* [Exercise objective] Please write out the material that follows, exactly as it stands.

Dataset items:
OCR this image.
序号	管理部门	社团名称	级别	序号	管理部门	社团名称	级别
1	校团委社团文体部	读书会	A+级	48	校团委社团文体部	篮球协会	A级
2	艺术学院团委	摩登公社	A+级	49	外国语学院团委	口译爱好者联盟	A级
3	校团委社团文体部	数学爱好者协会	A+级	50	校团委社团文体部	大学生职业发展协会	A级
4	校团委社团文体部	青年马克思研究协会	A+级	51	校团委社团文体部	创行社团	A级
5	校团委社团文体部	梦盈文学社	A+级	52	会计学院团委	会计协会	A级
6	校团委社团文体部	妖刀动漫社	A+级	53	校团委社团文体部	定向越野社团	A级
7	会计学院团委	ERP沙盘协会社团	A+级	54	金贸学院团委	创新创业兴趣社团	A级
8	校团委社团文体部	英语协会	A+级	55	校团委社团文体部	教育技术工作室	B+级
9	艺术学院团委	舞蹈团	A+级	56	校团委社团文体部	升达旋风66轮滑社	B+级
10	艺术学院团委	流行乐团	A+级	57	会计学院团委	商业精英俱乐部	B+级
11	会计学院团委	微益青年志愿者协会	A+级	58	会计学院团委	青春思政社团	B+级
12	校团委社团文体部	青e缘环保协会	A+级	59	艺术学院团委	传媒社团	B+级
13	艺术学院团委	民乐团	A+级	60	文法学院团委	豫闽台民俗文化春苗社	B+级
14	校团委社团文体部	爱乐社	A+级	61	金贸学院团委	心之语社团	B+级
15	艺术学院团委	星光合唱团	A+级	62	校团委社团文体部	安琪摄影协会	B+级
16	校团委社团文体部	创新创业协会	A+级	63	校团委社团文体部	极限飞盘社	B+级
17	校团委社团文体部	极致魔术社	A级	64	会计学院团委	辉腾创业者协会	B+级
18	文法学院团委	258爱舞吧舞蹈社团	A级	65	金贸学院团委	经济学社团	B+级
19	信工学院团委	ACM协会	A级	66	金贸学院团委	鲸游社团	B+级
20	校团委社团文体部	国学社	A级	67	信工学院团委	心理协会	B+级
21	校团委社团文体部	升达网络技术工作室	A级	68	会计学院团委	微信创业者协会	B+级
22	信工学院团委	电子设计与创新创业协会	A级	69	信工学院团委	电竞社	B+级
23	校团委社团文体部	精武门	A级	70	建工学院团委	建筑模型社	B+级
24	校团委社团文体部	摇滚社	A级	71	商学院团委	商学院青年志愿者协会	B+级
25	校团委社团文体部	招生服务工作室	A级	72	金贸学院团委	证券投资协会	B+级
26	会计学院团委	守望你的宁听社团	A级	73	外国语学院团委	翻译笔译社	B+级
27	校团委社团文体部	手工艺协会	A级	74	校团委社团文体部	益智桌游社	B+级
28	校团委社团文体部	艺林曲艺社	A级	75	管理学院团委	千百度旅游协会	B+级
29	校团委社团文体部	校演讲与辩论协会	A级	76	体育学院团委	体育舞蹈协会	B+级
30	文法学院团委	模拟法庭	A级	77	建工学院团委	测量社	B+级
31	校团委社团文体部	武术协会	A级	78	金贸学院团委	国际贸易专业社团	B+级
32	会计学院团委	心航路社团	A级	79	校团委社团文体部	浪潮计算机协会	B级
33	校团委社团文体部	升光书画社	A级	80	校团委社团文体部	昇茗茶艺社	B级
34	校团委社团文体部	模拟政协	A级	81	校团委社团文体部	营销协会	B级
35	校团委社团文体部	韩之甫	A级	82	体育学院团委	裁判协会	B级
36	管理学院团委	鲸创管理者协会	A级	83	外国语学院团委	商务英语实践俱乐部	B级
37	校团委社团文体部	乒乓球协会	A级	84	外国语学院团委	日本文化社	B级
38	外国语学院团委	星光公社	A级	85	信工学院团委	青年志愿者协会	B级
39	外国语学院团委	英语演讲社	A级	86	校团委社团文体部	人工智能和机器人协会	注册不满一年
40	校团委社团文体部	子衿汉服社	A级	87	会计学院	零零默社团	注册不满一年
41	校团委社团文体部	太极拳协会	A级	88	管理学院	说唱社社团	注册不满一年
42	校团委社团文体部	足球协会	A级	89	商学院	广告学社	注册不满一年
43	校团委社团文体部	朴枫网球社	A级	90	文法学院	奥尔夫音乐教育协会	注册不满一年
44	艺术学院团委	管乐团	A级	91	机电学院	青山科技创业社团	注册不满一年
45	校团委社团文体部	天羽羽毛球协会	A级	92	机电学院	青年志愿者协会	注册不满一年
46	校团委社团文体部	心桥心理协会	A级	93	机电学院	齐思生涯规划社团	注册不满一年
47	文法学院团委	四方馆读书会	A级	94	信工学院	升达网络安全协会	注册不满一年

* [Exercise response]
OCR this image.
序号	管理部门	社团名称	级别	序号	管理部门	社团名称	级别
1	校团委社团文体部	读书会	A+级	48	校团委社团文体部	篮球协会	A级
2	艺术学院团委	摩登公社	A+级	49	外国语学院团委	口译爱好者联盟	A级
3	校团委社团文体部	数学爱好者协会	A+级	50	校团委社团文体部	大学生职业发展协会	A级
4	校团委社团文体部	青年马克思研究协会	A+级	51	校团委社团文体部	创行社团	A级
5	校团委社团文体部	梦盈文学社	A+级	52	会计学院团委	会计协会	A级
6	校团委社团文体部	妖刀动漫社	A+级	53	校团委社团文体部	定向越野社团	A级
7	会计学院团委	ERP沙盘协会社团	A+级	54	金贸学院团委	创新创业兴趣社团	A级
8	校团委社团文体部	英语协会	A+级	55	校团委社团文体部	教育技术工作室	B+级
9	艺术学院团委	舞蹈团	A+级	56	校团委社团文体部	升达旋风66轮滑社	B+级
10	艺术学院团委	流行乐团	A+级	57	会计学院团委	商业精英俱乐部	B+级
11	会计学院团委	微益青年志愿者协会	A+级	58	会计学院团委	青春思政社团	B+级
12	校团委社团文体部	青e缘环保协会	A+级	59	艺术学院团委	传媒社团	B+级
13	艺术学院团委	民乐团	A+级	60	文法学院团委	豫闽台民俗文化春苗社	B+级
14	校团委社团文体部	爱乐社	A+级	61	金贸学院团委	心之语社团	B+级
15	艺术学院团委	星光合唱团	A+级	62	校团委社团文体部	安琪摄影协会	B+级
16	校团委社团文体部	创新创业协会	A+级	63	校团委社团文体部	极限飞盘社	B+级
17	校团委社团文体部	极致魔术社	A级	64	会计学院团委	辉腾创业者协会	B+级
18	文法学院团委	258爱舞吧舞蹈社团	A级	65	金贸学院团委	经济学社团	B+级
19	信工学院团委	ACM协会	A级	66	金贸学院团委	鲸游社团	B+级
20	校团委社团文体部	国学社	A级	67	信工学院团委	心理协会	B+级
21	校团委社团文体部	升达网络技术工作室	A级	68	会计学院团委	微信创业者协会	B+级
22	信工学院团委	电子设计与创新创业协会	A级	69	信工学院团委	电竞社	B+级
23	校团委社团文体部	精武门	A级	70	建工学院团委	建筑模型社	B+级
24	校团委社团文体部	摇滚社	A级	71	商学院团委	商学院青年志愿者协会	B+级
25	校团委社团文体部	招生服务工作室	A级	72	金贸学院团委	证券投资协会	B+级
26	会计学院团委	守望你的宁听社团	A级	73	外国语学院团委	翻译笔译社	B+级
27	校团委社团文体部	手工艺协会	A级	74	校团委社团文体部	益智桌游社	B+级
28	校团委社团文体部	艺林曲艺社	A级	75	管理学院团委	千百度旅游协会	B+级
29	校团委社团文体部	校演讲与辩论协会	A级	76	体育学院团委	体育舞蹈协会	B+级
30	文法学院团委	模拟法庭	A级	77	建工学院团委	测量社	B+级
31	校团委社团文体部	武术协会	A级	78	金贸学院团委	国际贸易专业社团	B+级
32	会计学院团委	心航路社团	A级	79	校团委社团文体部	浪潮计算机协会	B级
33	校团委社团文体部	升光书画社	A级	80	校团委社团文体部	昇茗茶艺社	B级
34	校团委社团文体部	模拟政协	A级	81	校团委社团文体部	营销协会	B级
35	校团委社团文体部	韩之甫	A级	82	体育学院团委	裁判协会	B级
36	管理学院团委	鲸创管理者协会	A级	83	外国语学院团委	商务英语实践俱乐部	B级
37	校团委社团文体部	乒乓球协会	A级	84	外国语学院团委	日本文化社	B级
38	外国语学院团委	星光公社	A级	85	信工学院团委	青年志愿者协会	B级
39	外国语学院团委	英语演讲社	A级	86	校团委社团文体部	人工智能和机器人协会	注册不满一年
40	校团委社团文体部	子衿汉服社	A级	87	会计学院	零零默社团	注册不满一年
41	校团委社团文体部	太极拳协会	A级	88	管理学院	说唱社社团	注册不满一年
42	校团委社团文体部	足球协会	A级	89	商学院	广告学社	注册不满一年
43	校团委社团文体部	朴枫网球社	A级	90	文法学院	奥尔夫音乐教育协会	注册不满一年
44	艺术学院团委	管乐团	A级	91	机电学院	青山科技创业社团	注册不满一年
45	校团委社团文体部	天羽羽毛球协会	A级	92	机电学院	青年志愿者协会	注册不满一年
46	校团委社团文体部	心桥心理协会	A级	93	机电学院	齐思生涯规划社团	注册不满一年
47	文法学院团委	四方馆读书会	A级	94	信工学院	升达网络安全协会	注册不满一年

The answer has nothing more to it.